··· Input for this task ···
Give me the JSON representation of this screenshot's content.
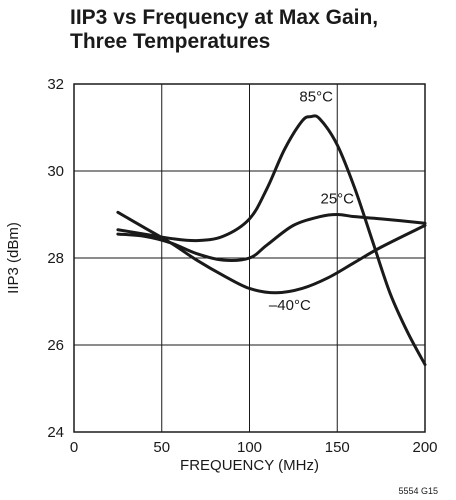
{
  "chart_data": {
    "type": "line",
    "title_lines": [
      "IIP3 vs Frequency at Max Gain,",
      "Three Temperatures"
    ],
    "xlabel": "FREQUENCY (MHz)",
    "ylabel": "IIP3 (dBm)",
    "xlim": [
      0,
      200
    ],
    "ylim": [
      24,
      32
    ],
    "xticks": [
      0,
      50,
      100,
      150,
      200
    ],
    "yticks": [
      24,
      26,
      28,
      30,
      32
    ],
    "grid": true,
    "series": [
      {
        "name": "85°C",
        "x": [
          25,
          40,
          55,
          70,
          85,
          100,
          110,
          120,
          130,
          135,
          140,
          150,
          160,
          170,
          180,
          190,
          200
        ],
        "y": [
          28.65,
          28.55,
          28.45,
          28.4,
          28.5,
          28.9,
          29.6,
          30.5,
          31.15,
          31.25,
          31.2,
          30.6,
          29.6,
          28.4,
          27.2,
          26.3,
          25.55
        ]
      },
      {
        "name": "25°C",
        "x": [
          25,
          40,
          55,
          70,
          85,
          100,
          110,
          125,
          140,
          150,
          160,
          175,
          200
        ],
        "y": [
          28.55,
          28.5,
          28.35,
          28.1,
          27.95,
          28.0,
          28.3,
          28.75,
          28.95,
          29.0,
          28.95,
          28.9,
          28.8
        ]
      },
      {
        "name": "–40°C",
        "x": [
          25,
          40,
          55,
          70,
          85,
          100,
          115,
          130,
          145,
          160,
          175,
          200
        ],
        "y": [
          29.05,
          28.7,
          28.35,
          27.95,
          27.6,
          27.3,
          27.2,
          27.3,
          27.55,
          27.9,
          28.25,
          28.75
        ]
      }
    ],
    "annotations": [
      {
        "text": "85°C",
        "x": 138,
        "y": 31.6
      },
      {
        "text": "25°C",
        "x": 150,
        "y": 29.25
      },
      {
        "text": "–40°C",
        "x": 123,
        "y": 26.8
      }
    ],
    "figure_code": "5554 G15"
  }
}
···
--- Given exercise ---
Repeat verbatim all the material, but not the pictures.

--- Right answer ---
Give me the JSON representation of this screenshot's content.
{
  "chart_data": {
    "type": "line",
    "title_lines": [
      "IIP3 vs Frequency at Max Gain,",
      "Three Temperatures"
    ],
    "xlabel": "FREQUENCY (MHz)",
    "ylabel": "IIP3 (dBm)",
    "xlim": [
      0,
      200
    ],
    "ylim": [
      24,
      32
    ],
    "xticks": [
      0,
      50,
      100,
      150,
      200
    ],
    "yticks": [
      24,
      26,
      28,
      30,
      32
    ],
    "grid": true,
    "series": [
      {
        "name": "85°C",
        "x": [
          25,
          40,
          55,
          70,
          85,
          100,
          110,
          120,
          130,
          135,
          140,
          150,
          160,
          170,
          180,
          190,
          200
        ],
        "y": [
          28.65,
          28.55,
          28.45,
          28.4,
          28.5,
          28.9,
          29.6,
          30.5,
          31.15,
          31.25,
          31.2,
          30.6,
          29.6,
          28.4,
          27.2,
          26.3,
          25.55
        ]
      },
      {
        "name": "25°C",
        "x": [
          25,
          40,
          55,
          70,
          85,
          100,
          110,
          125,
          140,
          150,
          160,
          175,
          200
        ],
        "y": [
          28.55,
          28.5,
          28.35,
          28.1,
          27.95,
          28.0,
          28.3,
          28.75,
          28.95,
          29.0,
          28.95,
          28.9,
          28.8
        ]
      },
      {
        "name": "–40°C",
        "x": [
          25,
          40,
          55,
          70,
          85,
          100,
          115,
          130,
          145,
          160,
          175,
          200
        ],
        "y": [
          29.05,
          28.7,
          28.35,
          27.95,
          27.6,
          27.3,
          27.2,
          27.3,
          27.55,
          27.9,
          28.25,
          28.75
        ]
      }
    ],
    "annotations": [
      {
        "text": "85°C",
        "x": 138,
        "y": 31.6
      },
      {
        "text": "25°C",
        "x": 150,
        "y": 29.25
      },
      {
        "text": "–40°C",
        "x": 123,
        "y": 26.8
      }
    ],
    "figure_code": "5554 G15"
  }
}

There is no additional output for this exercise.